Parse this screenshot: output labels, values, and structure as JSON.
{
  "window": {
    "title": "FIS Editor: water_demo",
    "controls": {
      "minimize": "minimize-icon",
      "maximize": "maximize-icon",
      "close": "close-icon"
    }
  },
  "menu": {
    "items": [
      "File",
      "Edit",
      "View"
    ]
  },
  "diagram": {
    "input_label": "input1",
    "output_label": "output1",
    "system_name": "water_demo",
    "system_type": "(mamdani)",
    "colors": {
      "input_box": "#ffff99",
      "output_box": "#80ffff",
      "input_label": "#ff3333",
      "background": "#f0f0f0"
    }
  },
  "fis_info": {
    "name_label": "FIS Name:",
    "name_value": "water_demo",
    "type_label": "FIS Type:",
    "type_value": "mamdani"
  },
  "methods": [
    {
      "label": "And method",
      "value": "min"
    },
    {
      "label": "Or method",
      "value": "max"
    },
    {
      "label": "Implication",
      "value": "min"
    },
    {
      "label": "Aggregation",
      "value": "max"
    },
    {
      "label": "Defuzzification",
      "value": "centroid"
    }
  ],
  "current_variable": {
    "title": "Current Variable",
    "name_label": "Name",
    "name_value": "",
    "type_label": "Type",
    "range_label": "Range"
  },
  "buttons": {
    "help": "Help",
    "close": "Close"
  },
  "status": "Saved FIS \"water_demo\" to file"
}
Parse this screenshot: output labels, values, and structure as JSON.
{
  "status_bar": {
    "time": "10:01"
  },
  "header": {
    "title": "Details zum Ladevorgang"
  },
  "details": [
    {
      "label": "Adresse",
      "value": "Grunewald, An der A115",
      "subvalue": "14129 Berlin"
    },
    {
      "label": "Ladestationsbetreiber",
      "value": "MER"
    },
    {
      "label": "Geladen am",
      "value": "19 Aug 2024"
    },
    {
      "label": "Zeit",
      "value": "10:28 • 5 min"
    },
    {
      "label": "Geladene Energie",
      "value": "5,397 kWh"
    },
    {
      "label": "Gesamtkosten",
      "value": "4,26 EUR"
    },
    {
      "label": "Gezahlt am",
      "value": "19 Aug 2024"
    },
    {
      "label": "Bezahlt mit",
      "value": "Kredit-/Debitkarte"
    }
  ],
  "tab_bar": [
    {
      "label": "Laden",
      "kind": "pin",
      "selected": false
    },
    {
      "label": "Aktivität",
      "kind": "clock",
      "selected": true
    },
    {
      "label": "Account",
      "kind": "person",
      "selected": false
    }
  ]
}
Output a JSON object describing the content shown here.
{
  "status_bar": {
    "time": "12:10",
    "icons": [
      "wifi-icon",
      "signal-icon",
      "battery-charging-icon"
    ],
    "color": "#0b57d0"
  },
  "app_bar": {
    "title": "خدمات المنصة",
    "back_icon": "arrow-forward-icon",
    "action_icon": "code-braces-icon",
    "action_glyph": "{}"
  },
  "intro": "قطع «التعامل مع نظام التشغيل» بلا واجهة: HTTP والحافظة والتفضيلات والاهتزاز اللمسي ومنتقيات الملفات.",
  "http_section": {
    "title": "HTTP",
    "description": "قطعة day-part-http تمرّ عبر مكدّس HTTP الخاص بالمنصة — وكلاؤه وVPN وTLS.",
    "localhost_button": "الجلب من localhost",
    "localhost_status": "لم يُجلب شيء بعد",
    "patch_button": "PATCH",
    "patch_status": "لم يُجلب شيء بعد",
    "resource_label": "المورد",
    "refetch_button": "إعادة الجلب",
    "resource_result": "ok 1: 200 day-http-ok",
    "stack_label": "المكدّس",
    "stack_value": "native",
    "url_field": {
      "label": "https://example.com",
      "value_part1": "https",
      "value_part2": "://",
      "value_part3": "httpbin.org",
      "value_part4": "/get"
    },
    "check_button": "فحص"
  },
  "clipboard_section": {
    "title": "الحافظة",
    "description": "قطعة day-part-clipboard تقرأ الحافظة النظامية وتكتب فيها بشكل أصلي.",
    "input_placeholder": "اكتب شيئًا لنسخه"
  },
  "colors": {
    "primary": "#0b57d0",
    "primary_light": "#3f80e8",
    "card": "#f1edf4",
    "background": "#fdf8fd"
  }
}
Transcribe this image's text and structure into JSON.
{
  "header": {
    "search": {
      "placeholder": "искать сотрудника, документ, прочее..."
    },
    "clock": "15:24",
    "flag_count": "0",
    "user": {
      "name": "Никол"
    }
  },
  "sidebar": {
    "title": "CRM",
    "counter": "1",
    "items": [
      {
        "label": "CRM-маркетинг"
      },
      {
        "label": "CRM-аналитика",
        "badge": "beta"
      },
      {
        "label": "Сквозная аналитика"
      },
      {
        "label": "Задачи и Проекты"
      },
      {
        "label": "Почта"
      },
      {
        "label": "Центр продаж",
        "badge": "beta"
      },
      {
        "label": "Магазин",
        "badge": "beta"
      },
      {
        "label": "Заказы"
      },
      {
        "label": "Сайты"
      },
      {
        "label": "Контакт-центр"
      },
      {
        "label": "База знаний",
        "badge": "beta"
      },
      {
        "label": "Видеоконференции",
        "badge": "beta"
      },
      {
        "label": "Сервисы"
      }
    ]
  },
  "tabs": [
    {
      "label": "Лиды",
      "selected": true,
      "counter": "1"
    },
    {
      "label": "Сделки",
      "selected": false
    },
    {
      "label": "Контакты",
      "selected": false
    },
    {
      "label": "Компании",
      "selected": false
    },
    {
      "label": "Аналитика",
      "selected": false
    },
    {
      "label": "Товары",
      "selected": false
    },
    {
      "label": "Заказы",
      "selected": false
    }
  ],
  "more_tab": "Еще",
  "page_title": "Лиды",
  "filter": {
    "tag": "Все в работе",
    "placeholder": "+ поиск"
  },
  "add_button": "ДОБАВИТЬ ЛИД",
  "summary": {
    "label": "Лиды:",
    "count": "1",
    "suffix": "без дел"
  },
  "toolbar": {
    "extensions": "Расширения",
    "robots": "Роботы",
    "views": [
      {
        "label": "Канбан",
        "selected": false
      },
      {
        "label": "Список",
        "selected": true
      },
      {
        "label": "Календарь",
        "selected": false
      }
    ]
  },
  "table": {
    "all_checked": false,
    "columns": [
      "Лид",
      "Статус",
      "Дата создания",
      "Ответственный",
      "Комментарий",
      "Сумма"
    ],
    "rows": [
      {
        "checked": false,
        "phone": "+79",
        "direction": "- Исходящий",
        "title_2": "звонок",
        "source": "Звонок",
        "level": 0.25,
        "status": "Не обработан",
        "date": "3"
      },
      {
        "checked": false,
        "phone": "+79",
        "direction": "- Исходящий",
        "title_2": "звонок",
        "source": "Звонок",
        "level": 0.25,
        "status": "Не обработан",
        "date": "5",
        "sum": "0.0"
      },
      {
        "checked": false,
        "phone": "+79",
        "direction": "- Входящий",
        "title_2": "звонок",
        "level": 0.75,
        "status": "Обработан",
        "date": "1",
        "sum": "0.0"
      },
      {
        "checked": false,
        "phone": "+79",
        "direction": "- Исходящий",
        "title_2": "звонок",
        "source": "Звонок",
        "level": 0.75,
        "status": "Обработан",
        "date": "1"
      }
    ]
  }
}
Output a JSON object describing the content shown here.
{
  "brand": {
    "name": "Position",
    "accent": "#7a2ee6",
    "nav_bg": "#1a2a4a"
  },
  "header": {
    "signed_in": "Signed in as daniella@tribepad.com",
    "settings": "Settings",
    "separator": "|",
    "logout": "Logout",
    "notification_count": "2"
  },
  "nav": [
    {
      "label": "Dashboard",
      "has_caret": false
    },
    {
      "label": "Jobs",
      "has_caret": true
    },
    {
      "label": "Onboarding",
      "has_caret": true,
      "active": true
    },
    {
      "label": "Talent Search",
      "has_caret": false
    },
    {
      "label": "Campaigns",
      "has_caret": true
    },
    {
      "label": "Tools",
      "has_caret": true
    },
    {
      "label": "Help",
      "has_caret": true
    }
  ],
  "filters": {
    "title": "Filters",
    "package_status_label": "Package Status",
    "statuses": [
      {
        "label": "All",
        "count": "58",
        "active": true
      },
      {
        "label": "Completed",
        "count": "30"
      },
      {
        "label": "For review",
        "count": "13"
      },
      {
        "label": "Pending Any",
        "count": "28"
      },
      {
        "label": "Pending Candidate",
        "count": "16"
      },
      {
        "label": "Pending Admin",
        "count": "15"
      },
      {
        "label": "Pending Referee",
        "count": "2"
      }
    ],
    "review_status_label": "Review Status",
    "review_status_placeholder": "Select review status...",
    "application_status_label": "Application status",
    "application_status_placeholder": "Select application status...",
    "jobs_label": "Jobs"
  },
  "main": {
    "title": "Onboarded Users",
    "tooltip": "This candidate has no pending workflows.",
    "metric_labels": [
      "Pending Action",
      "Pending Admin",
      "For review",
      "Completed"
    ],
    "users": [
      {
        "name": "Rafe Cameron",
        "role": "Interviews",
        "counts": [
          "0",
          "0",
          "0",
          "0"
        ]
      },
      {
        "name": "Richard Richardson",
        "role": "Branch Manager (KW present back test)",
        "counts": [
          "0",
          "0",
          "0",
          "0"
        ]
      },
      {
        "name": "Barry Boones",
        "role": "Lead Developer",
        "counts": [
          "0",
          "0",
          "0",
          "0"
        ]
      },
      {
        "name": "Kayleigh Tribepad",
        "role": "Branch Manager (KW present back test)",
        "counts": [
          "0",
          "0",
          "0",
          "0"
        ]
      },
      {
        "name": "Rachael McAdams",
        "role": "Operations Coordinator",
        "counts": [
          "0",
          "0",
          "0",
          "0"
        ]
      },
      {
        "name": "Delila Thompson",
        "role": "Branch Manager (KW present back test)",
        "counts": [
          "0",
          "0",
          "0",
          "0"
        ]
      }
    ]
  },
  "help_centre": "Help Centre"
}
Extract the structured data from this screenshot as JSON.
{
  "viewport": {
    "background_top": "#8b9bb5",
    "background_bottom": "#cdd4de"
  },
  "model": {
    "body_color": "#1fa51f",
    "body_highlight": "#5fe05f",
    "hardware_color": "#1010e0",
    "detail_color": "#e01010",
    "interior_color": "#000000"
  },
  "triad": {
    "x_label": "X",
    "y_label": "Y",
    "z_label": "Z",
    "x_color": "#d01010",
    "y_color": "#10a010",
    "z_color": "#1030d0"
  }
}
────────────────────
Work required
Keep only the lines from the one containing "Extract the structured" to the end of the entries, and repeat them exactly.

Solution
Extract the structured data from this screenshot as JSON.
{
  "viewport": {
    "background_top": "#8b9bb5",
    "background_bottom": "#cdd4de"
  },
  "model": {
    "body_color": "#1fa51f",
    "body_highlight": "#5fe05f",
    "hardware_color": "#1010e0",
    "detail_color": "#e01010",
    "interior_color": "#000000"
  },
  "triad": {
    "x_label": "X",
    "y_label": "Y",
    "z_label": "Z",
    "x_color": "#d01010",
    "y_color": "#10a010",
    "z_color": "#1030d0"
  }
}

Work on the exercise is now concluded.